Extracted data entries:
>>
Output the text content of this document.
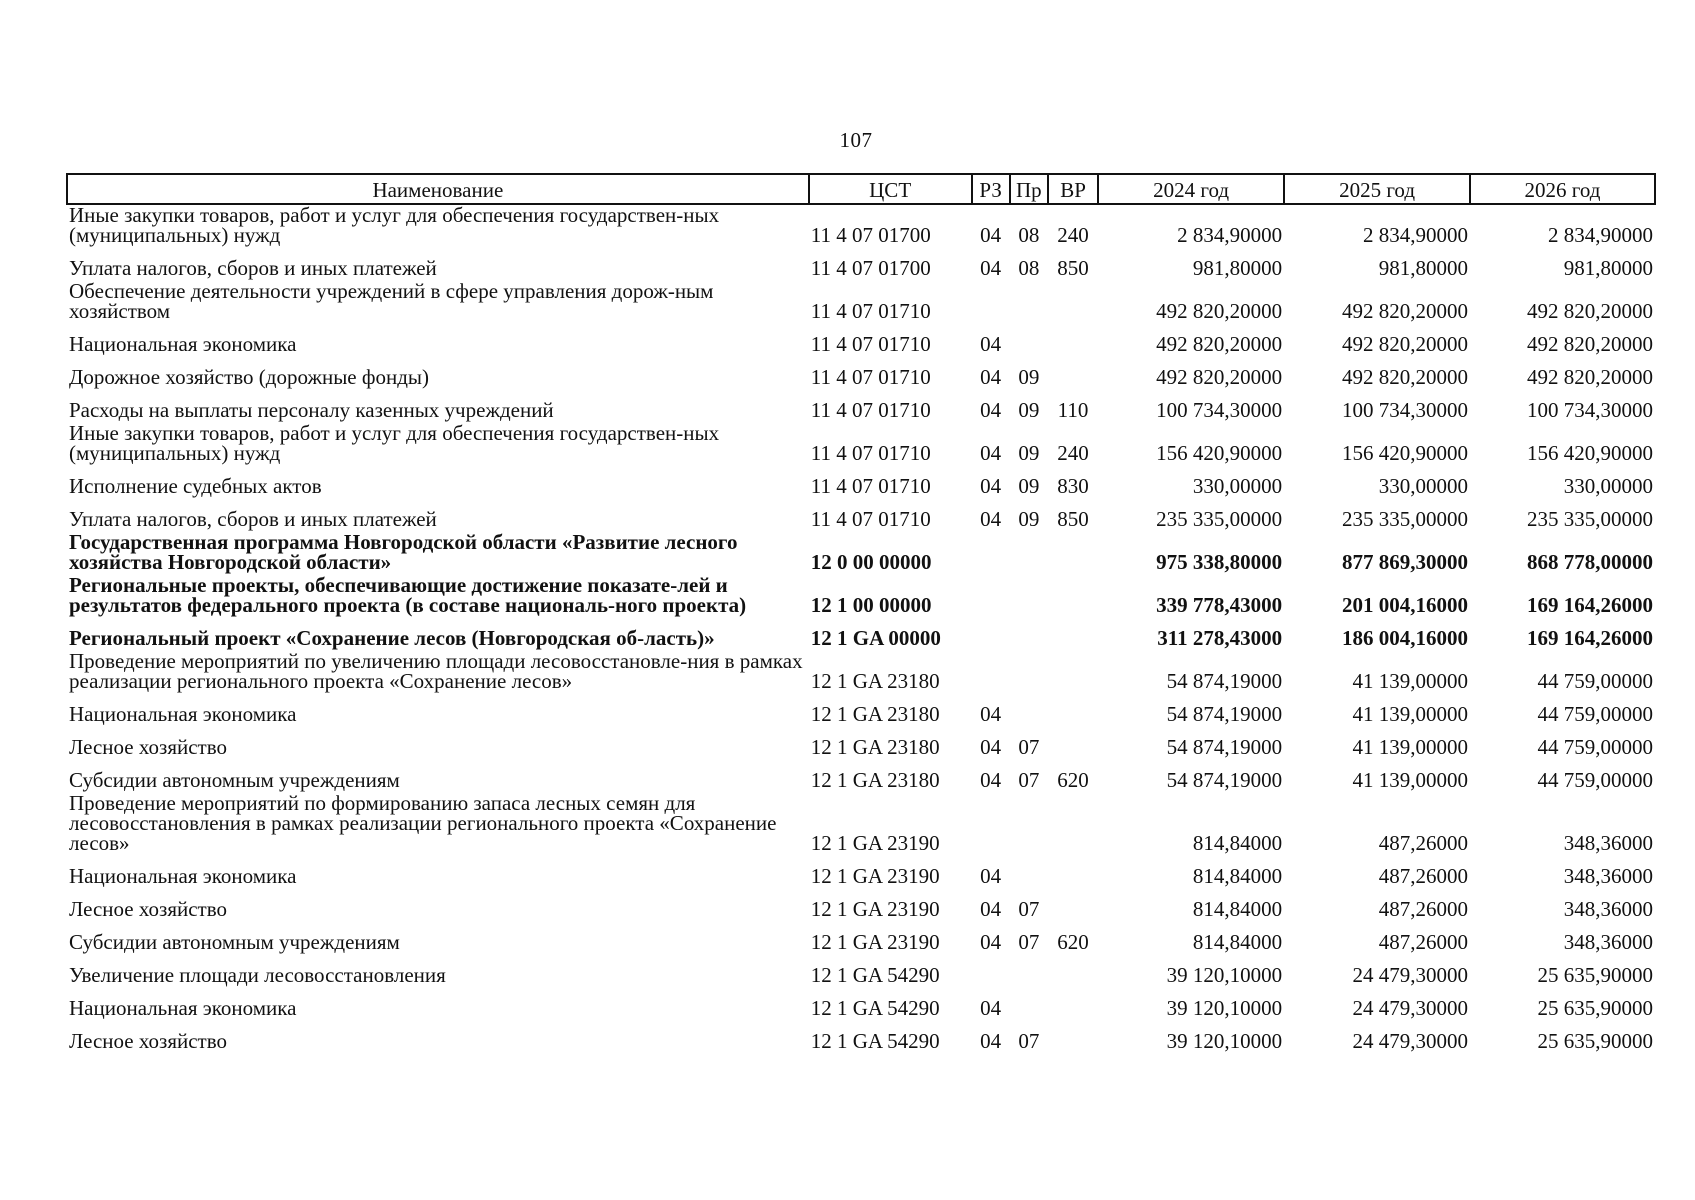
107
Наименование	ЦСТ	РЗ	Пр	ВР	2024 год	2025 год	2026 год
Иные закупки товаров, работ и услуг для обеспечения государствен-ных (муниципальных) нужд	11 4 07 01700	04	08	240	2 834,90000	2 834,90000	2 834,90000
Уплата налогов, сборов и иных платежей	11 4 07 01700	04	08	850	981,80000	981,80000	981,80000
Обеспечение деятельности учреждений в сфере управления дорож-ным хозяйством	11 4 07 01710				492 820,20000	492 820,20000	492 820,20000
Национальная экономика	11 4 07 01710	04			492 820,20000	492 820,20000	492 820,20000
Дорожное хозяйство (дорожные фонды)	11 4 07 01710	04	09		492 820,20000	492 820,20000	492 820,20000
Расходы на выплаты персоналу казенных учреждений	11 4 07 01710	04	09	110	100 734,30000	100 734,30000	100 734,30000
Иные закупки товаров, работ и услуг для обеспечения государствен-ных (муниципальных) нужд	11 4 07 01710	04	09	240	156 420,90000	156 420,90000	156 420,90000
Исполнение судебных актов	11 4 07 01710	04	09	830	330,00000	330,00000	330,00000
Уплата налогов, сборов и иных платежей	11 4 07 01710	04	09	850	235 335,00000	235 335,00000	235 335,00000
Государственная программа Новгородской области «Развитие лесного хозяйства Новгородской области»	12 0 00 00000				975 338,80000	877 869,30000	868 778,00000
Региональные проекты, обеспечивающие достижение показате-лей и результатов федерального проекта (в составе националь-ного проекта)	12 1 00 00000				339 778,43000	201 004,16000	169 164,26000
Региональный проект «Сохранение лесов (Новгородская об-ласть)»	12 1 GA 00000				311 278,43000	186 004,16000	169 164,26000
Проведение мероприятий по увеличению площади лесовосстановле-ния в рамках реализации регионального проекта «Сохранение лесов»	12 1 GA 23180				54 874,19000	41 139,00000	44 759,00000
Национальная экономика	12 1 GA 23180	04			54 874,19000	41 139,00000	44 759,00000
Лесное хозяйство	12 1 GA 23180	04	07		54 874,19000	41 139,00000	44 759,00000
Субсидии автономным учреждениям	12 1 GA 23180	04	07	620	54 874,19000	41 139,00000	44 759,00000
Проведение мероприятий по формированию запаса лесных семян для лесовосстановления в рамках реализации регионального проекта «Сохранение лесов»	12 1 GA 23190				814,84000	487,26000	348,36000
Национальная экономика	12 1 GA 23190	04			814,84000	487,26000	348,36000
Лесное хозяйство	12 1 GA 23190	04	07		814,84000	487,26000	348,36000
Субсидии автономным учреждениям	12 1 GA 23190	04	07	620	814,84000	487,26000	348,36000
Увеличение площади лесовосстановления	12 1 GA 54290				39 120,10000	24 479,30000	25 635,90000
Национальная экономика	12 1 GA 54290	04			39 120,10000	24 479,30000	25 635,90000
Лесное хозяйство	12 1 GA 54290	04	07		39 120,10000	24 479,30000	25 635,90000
<<
>>
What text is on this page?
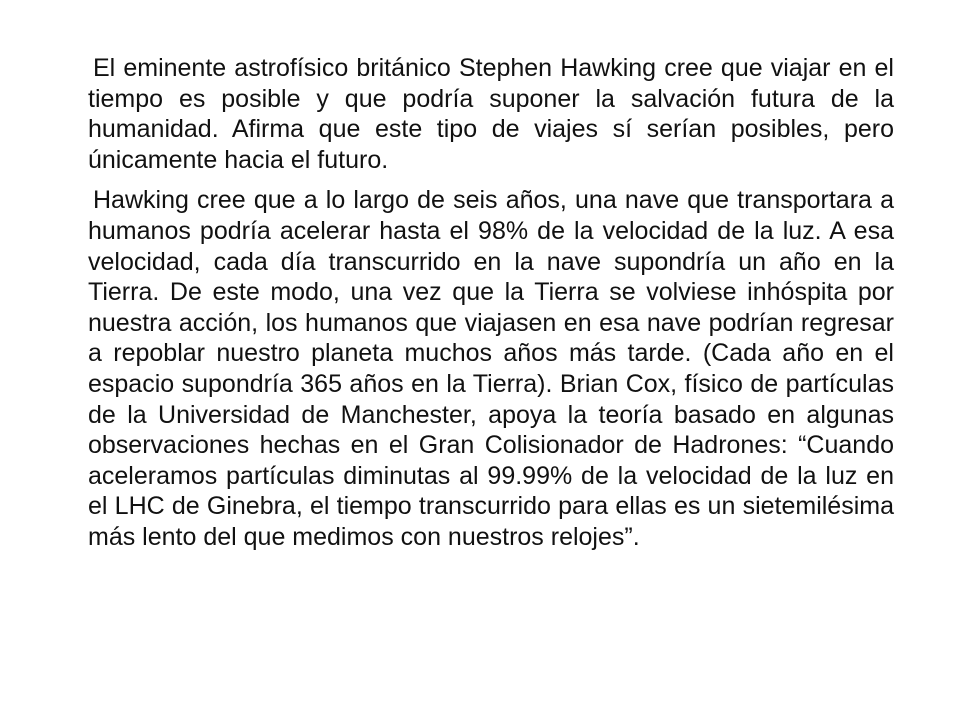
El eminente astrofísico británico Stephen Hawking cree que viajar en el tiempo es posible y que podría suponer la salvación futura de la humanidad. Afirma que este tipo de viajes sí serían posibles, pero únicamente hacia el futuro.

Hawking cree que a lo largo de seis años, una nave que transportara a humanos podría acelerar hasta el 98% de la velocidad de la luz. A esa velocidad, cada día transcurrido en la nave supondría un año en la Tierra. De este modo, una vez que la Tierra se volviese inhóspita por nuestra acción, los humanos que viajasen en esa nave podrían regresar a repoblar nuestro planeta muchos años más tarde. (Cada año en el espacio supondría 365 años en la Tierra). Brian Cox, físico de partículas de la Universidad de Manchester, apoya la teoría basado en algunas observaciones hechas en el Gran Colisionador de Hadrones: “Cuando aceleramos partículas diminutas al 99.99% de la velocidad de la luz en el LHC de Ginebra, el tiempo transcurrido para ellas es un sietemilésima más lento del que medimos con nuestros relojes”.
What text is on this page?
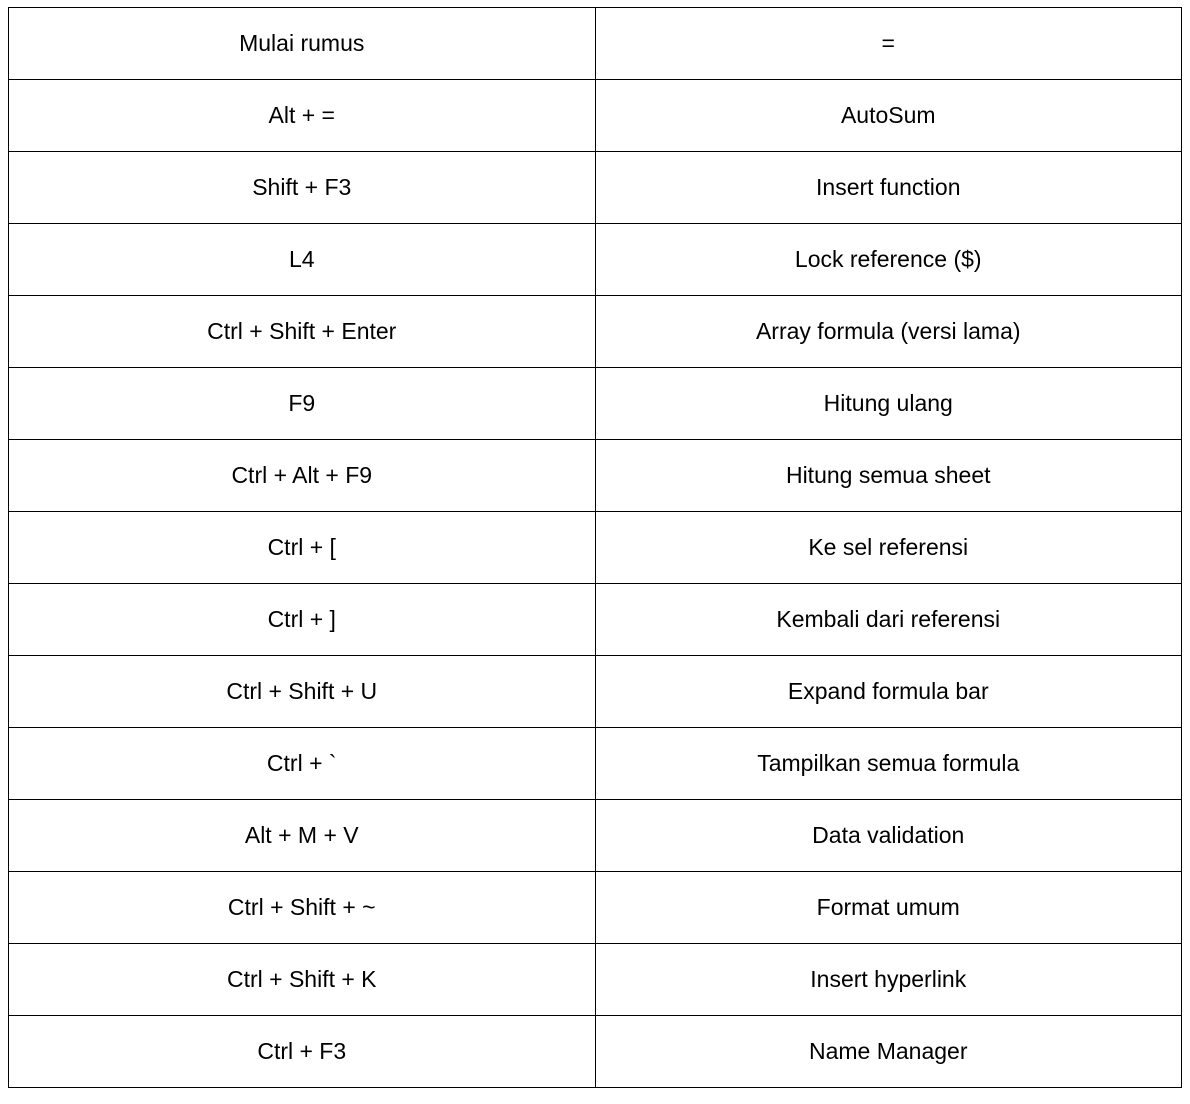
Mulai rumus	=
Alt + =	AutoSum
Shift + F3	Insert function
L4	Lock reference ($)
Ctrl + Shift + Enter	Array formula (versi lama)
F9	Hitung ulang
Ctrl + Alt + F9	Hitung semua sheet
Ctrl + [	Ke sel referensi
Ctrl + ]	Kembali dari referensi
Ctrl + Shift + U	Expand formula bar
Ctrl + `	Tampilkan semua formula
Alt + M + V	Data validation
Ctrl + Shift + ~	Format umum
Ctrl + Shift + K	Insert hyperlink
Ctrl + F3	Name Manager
<<
>>
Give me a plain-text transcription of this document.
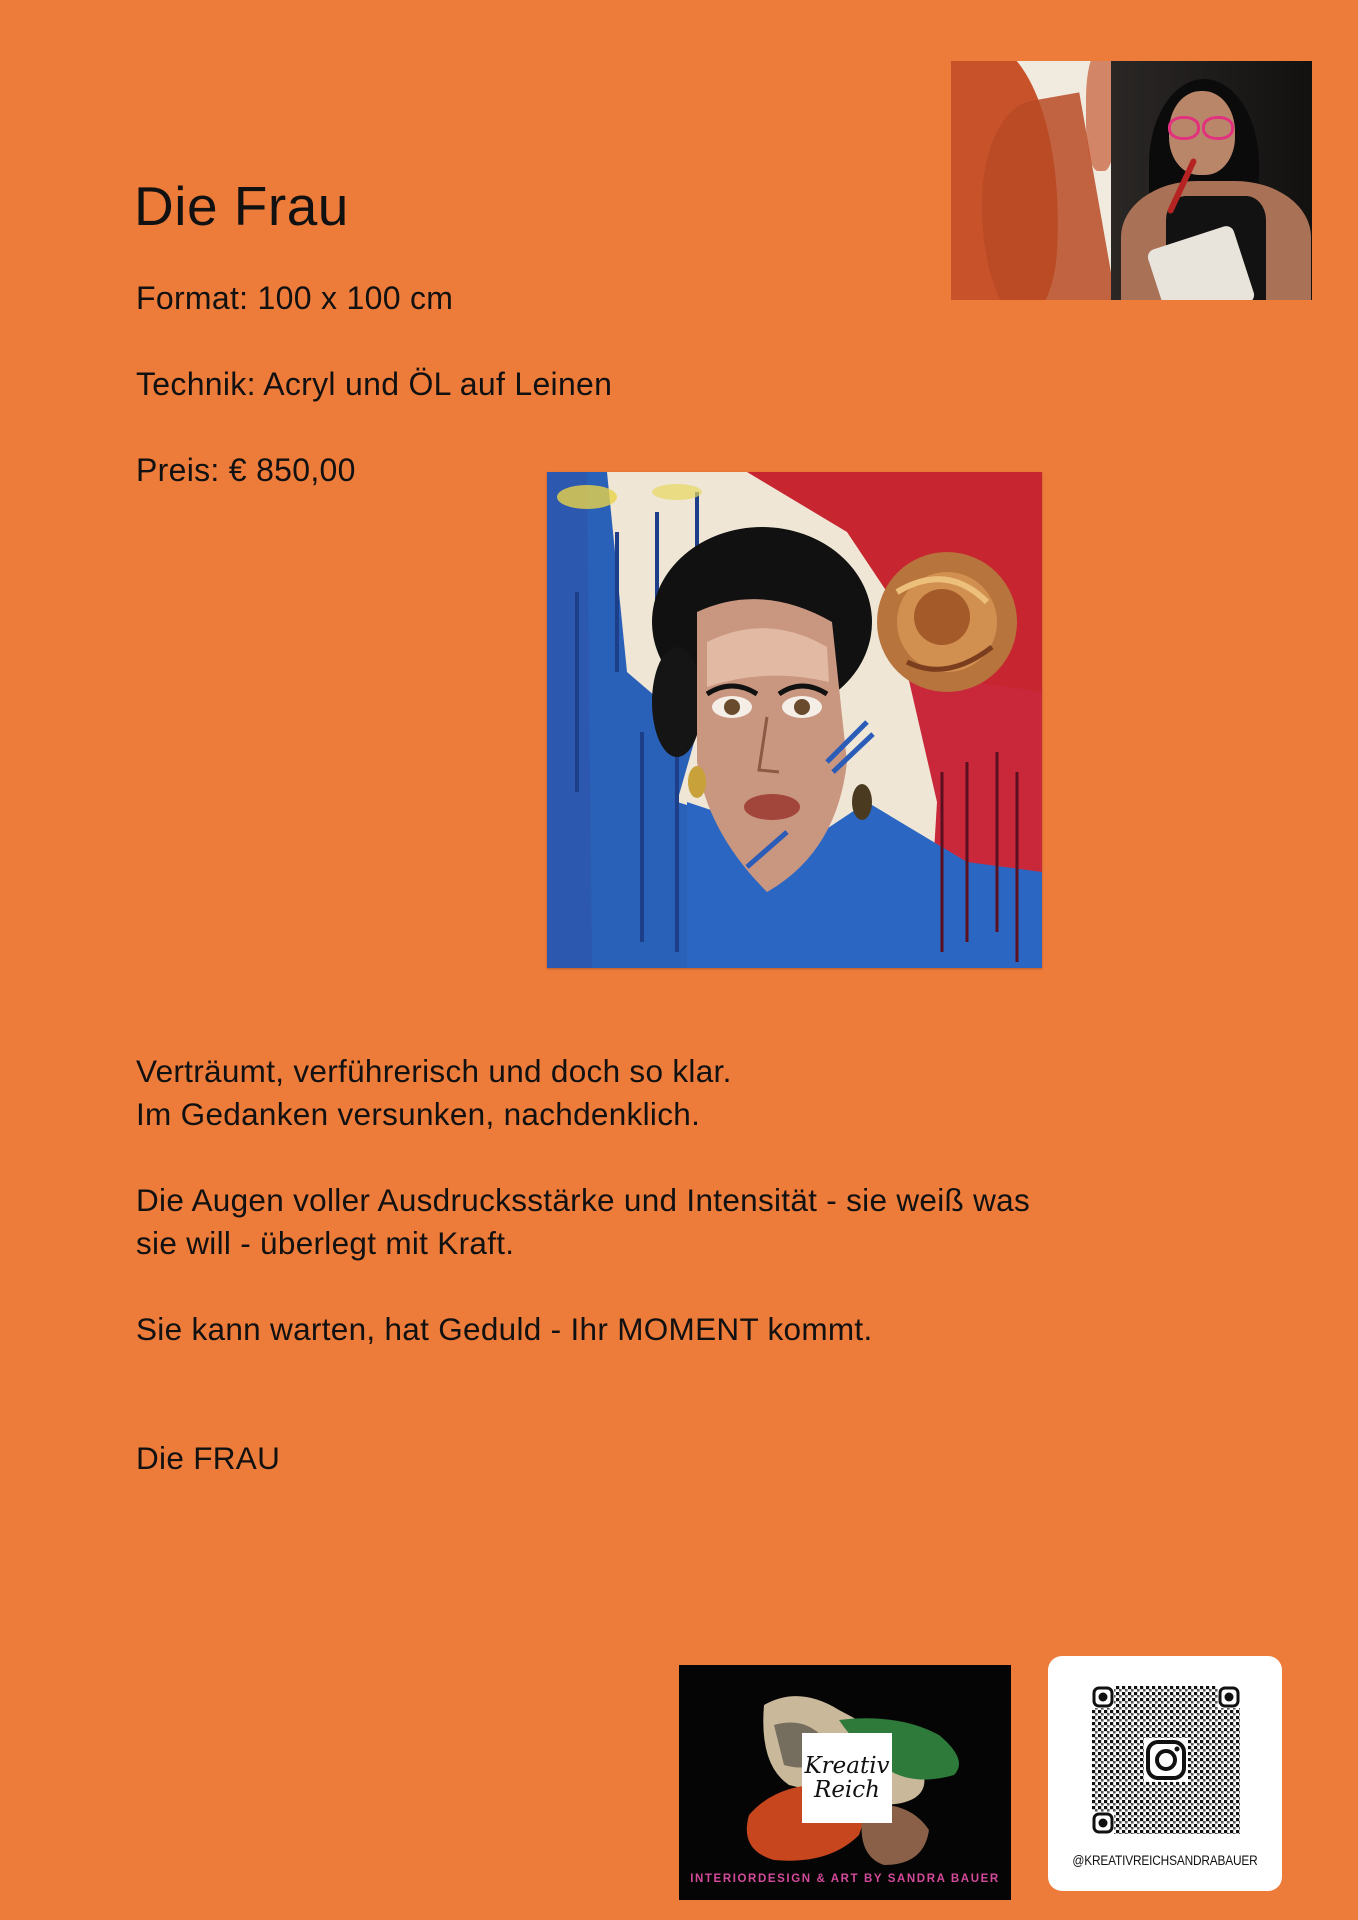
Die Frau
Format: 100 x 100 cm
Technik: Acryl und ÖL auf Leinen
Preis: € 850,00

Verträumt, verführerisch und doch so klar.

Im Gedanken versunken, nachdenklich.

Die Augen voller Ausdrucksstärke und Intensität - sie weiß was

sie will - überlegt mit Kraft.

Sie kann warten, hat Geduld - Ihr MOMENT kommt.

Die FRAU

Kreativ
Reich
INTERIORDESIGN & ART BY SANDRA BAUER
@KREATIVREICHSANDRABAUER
<<
Pick out the lines above that hold the string "Лесное" and show them.

== Result of this task ==
Лесное хозяйство	12 1 GA 23180	04	07		54 874,19000	41 139,00000	44 759,00000
Лесное хозяйство	12 1 GA 23190	04	07		814,84000	487,26000	348,36000
Лесное хозяйство	12 1 GA 54290	04	07		39 120,10000	24 479,30000	25 635,90000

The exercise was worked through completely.